Aufgabe -
Führen Sie jeden Eigennamen einer Person, eines Lokals oder eines Ortes aus dem Restaurantbericht einmal auf.

Seiner Interpretation der Nordic Cuisine hat Juhnke das Hashtag #180degreesnorth verpasst. Er hält sein kulinarisch auf hohem Niveau geschultes Näschen konsequent in Richtung Norden – und hat damit bereits seit über zwei Jahren großen Erfolg. Das Haco ist für uns nicht neu, vielmehr gehört es mittlerweile zu unseren Lieblingen – ein erneuter Besuch ist an diesem für Hamburg ganz untypisch heißen Sommerabend daher längst überfällig.
Wir nehmen draußen Platz, wo zumindest ein leichtes Lüftchen weht und wo der Charme dieses Stadtteils ungefiltert an uns vorbeizieht. Sehen und gesehen werden? Wohl kaum das Motto auf St. Pauli. Hier heißt es eher: Leben und leben lassen. Neben unserem Tisch hat sich jemand mit einem Graffiti an der Außenwand des Restaurants verewigt.
"Hat Haco Pommes?" steht dort in Großbuchstaben. Die Antwort wird gleich mitgeliefert: "Nee Digga." Björn Juhnke stört sich weder an der Optik noch an der Botschaft dieses, nun ja, Kunstwerks. Nordic Cuisine und Kiez-Slang von der Pommesbude – ja, das sind Gegensätze. Und Gegensätze ziehen sich an. In Juhnkes Küche geht dieses Konzept ganz wunderbar auf.

Datenabschnitt -
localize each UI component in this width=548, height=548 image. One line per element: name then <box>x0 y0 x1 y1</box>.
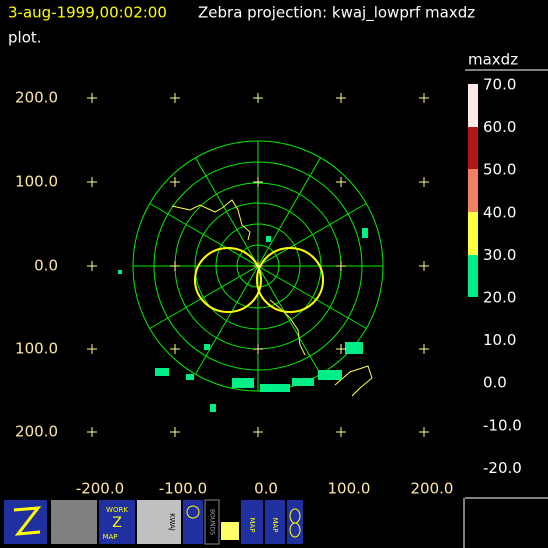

Erwartete Ausgabe -
Björn Juhnke, Haco, Hamburg, St. Pauli